* [CHALLENGE]
Look through the lines below and extract each one that contains "about".

(Extracted data entries)
+===+

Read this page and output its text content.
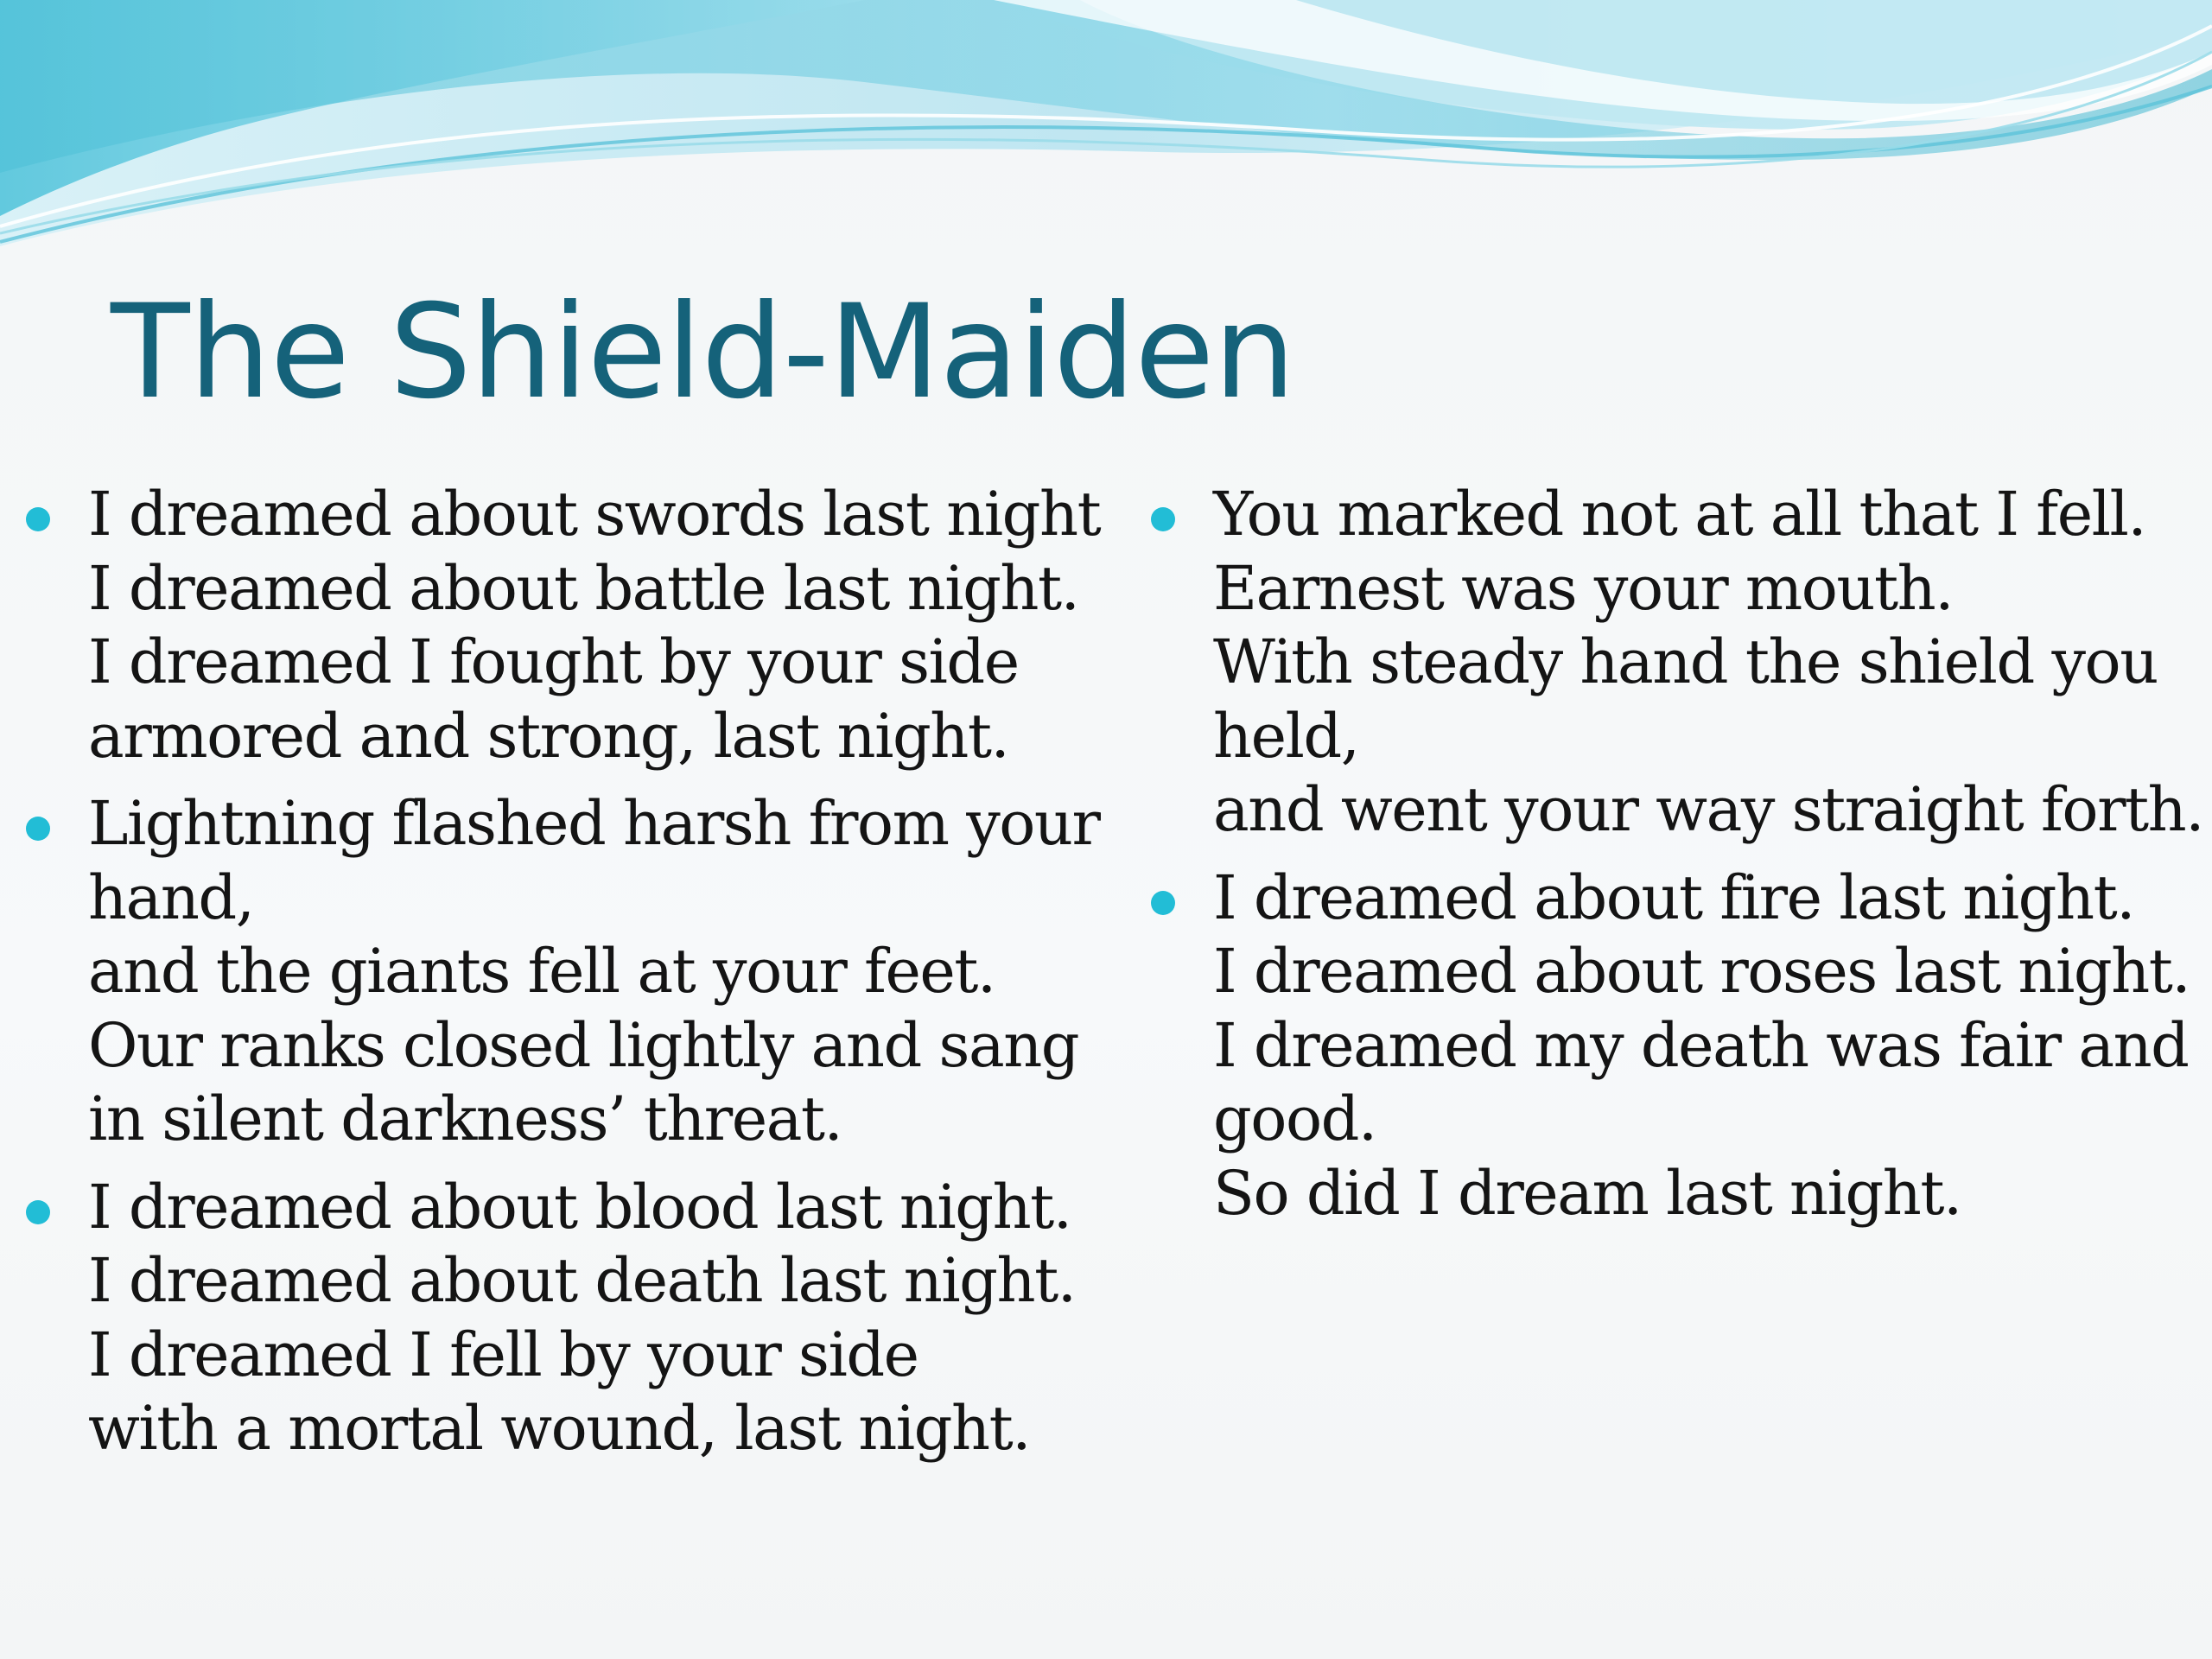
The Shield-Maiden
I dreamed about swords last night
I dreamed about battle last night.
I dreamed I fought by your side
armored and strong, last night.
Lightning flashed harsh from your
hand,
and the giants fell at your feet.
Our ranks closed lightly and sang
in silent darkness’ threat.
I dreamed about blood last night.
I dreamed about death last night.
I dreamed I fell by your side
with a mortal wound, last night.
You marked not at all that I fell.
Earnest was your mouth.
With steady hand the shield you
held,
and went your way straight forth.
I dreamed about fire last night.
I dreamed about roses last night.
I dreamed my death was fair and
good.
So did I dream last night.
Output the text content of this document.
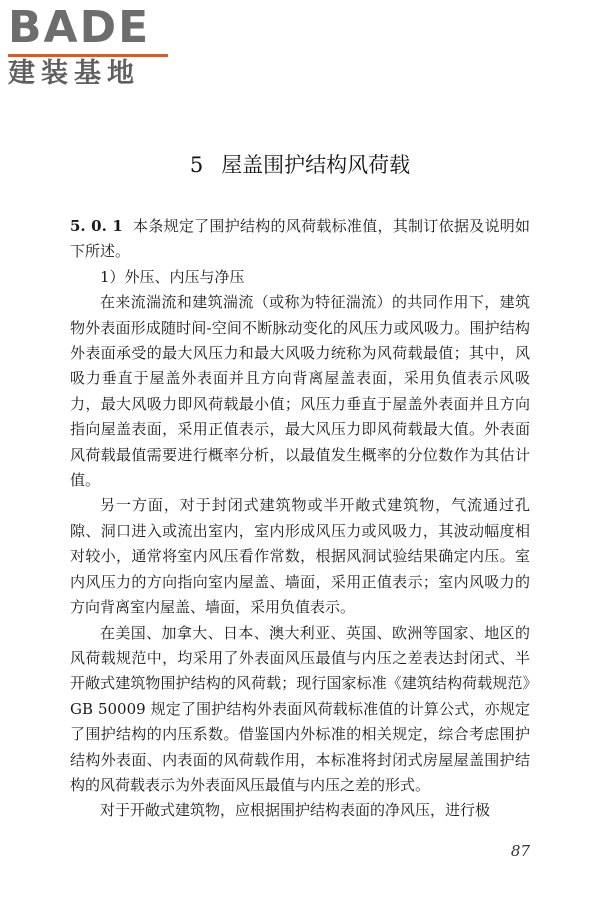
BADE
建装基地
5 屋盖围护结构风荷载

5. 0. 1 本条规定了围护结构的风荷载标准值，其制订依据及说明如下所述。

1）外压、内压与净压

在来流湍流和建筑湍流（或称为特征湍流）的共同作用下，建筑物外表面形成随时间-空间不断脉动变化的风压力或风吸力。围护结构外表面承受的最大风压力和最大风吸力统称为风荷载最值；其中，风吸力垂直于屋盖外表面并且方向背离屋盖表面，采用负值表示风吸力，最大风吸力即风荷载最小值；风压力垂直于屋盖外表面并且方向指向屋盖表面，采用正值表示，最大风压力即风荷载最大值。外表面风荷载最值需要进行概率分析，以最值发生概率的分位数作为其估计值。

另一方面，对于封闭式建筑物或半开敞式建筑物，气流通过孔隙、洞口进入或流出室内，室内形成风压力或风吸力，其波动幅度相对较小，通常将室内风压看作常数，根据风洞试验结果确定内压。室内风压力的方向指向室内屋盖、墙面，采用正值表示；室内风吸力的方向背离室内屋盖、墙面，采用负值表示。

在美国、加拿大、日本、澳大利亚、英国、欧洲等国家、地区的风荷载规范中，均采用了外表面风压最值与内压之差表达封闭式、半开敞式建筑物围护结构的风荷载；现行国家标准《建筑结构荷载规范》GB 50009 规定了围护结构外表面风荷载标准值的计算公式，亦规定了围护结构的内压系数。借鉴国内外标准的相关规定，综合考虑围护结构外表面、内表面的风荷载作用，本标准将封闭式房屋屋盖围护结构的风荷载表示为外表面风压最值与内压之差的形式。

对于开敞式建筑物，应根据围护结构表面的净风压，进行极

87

+===+

* [IN RESPONSE]
I dreamed about swords last night
I dreamed about battle last night.
I dreamed about blood last night.
I dreamed about death last night.
I dreamed about fire last night.
I dreamed about roses last night.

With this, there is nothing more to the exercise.